§ **THE PROBLEM**
Single out each line with the word "explorer" and copy it.

(Stored data)
• • • • •

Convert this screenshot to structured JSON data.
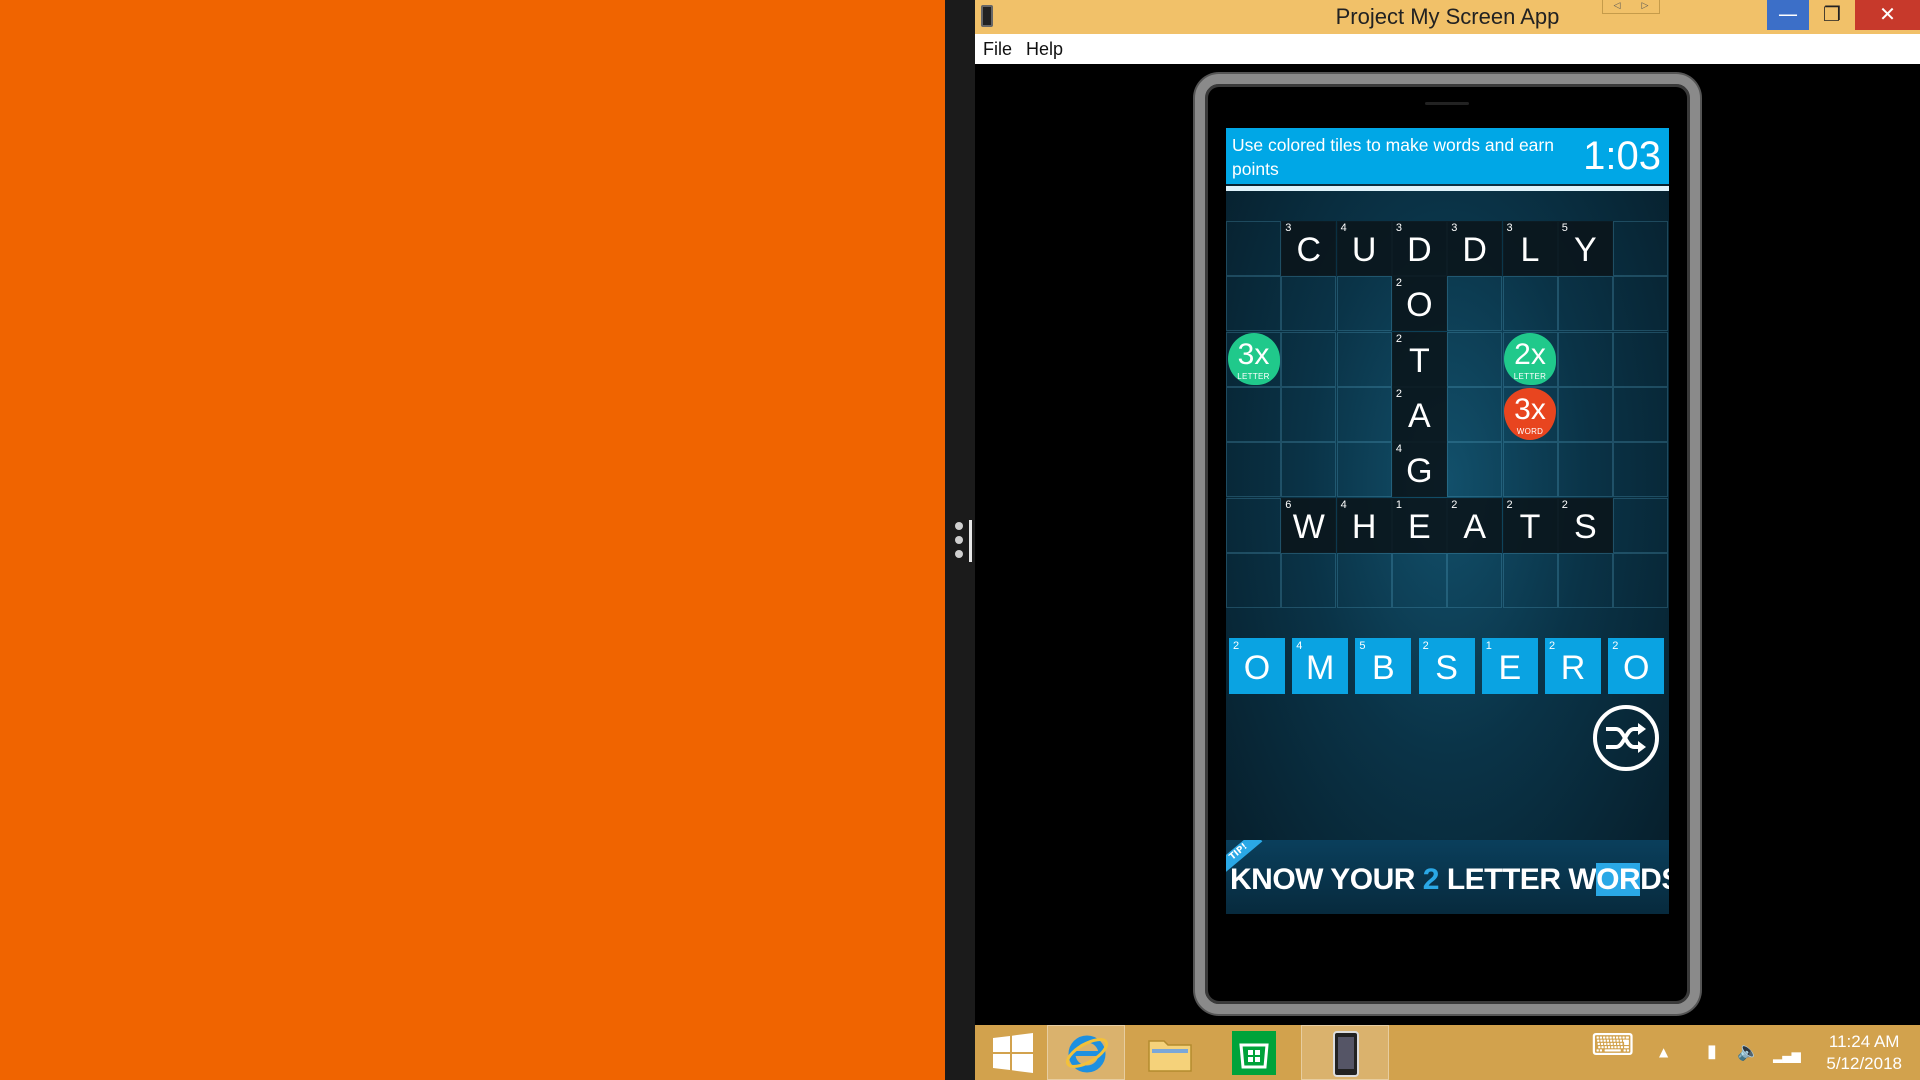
{
  "window": {
    "title": "Project My Screen App",
    "mini_nav_back": "◁",
    "mini_nav_forward": "▷",
    "minimize_glyph": "—",
    "maximize_glyph": "❐",
    "close_glyph": "✕"
  },
  "menu": {
    "file_label": "File",
    "help_label": "Help"
  },
  "game": {
    "instruction": "Use colored tiles to make words and earn points",
    "timer": "1:03",
    "board_rows": 7,
    "board_cols": 8,
    "tiles": [
      {
        "letter": "C",
        "score": "3",
        "row": 0,
        "col": 1
      },
      {
        "letter": "U",
        "score": "4",
        "row": 0,
        "col": 2
      },
      {
        "letter": "D",
        "score": "3",
        "row": 0,
        "col": 3
      },
      {
        "letter": "D",
        "score": "3",
        "row": 0,
        "col": 4
      },
      {
        "letter": "L",
        "score": "3",
        "row": 0,
        "col": 5
      },
      {
        "letter": "Y",
        "score": "5",
        "row": 0,
        "col": 6
      },
      {
        "letter": "O",
        "score": "2",
        "row": 1,
        "col": 3
      },
      {
        "letter": "T",
        "score": "2",
        "row": 2,
        "col": 3
      },
      {
        "letter": "A",
        "score": "2",
        "row": 3,
        "col": 3
      },
      {
        "letter": "G",
        "score": "4",
        "row": 4,
        "col": 3
      },
      {
        "letter": "W",
        "score": "6",
        "row": 5,
        "col": 1
      },
      {
        "letter": "H",
        "score": "4",
        "row": 5,
        "col": 2
      },
      {
        "letter": "E",
        "score": "1",
        "row": 5,
        "col": 3
      },
      {
        "letter": "A",
        "score": "2",
        "row": 5,
        "col": 4
      },
      {
        "letter": "T",
        "score": "2",
        "row": 5,
        "col": 5
      },
      {
        "letter": "S",
        "score": "2",
        "row": 5,
        "col": 6
      }
    ],
    "bonuses": [
      {
        "mult": "3x",
        "kind": "LETTER",
        "color": "#20c98b",
        "row": 2,
        "col": 0
      },
      {
        "mult": "2x",
        "kind": "LETTER",
        "color": "#20c98b",
        "row": 2,
        "col": 5
      },
      {
        "mult": "3x",
        "kind": "WORD",
        "color": "#e8451f",
        "row": 3,
        "col": 5
      }
    ],
    "rack": [
      {
        "letter": "O",
        "score": "2"
      },
      {
        "letter": "M",
        "score": "4"
      },
      {
        "letter": "B",
        "score": "5"
      },
      {
        "letter": "S",
        "score": "2"
      },
      {
        "letter": "E",
        "score": "1"
      },
      {
        "letter": "R",
        "score": "2"
      },
      {
        "letter": "O",
        "score": "2"
      }
    ],
    "ad": {
      "tip": "TIP!",
      "part1": "KNOW YOUR ",
      "part2": "2",
      "part3": " LETTER W",
      "part4": "O",
      "part5": "R",
      "part6": "DS"
    }
  },
  "colors": {
    "desktop_orange": "#f06400",
    "accent_blue": "#00a7e6",
    "taskbar": "#d2a24d"
  },
  "taskbar": {
    "items": [
      "windows-logo-icon",
      "internet-explorer-icon",
      "file-explorer-icon",
      "store-icon",
      "project-my-screen-icon"
    ],
    "time": "11:24 AM",
    "date": "5/12/2018",
    "keyboard_glyph": "⌨",
    "chevron_glyph": "▲",
    "battery_glyph": "▮",
    "volume_glyph": "🔈",
    "signal_glyph": "▂▄▆"
  }
}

• • • • •

§ **EXERCISE RESULT**
      "internet-explorer-icon",
      "file-explorer-icon",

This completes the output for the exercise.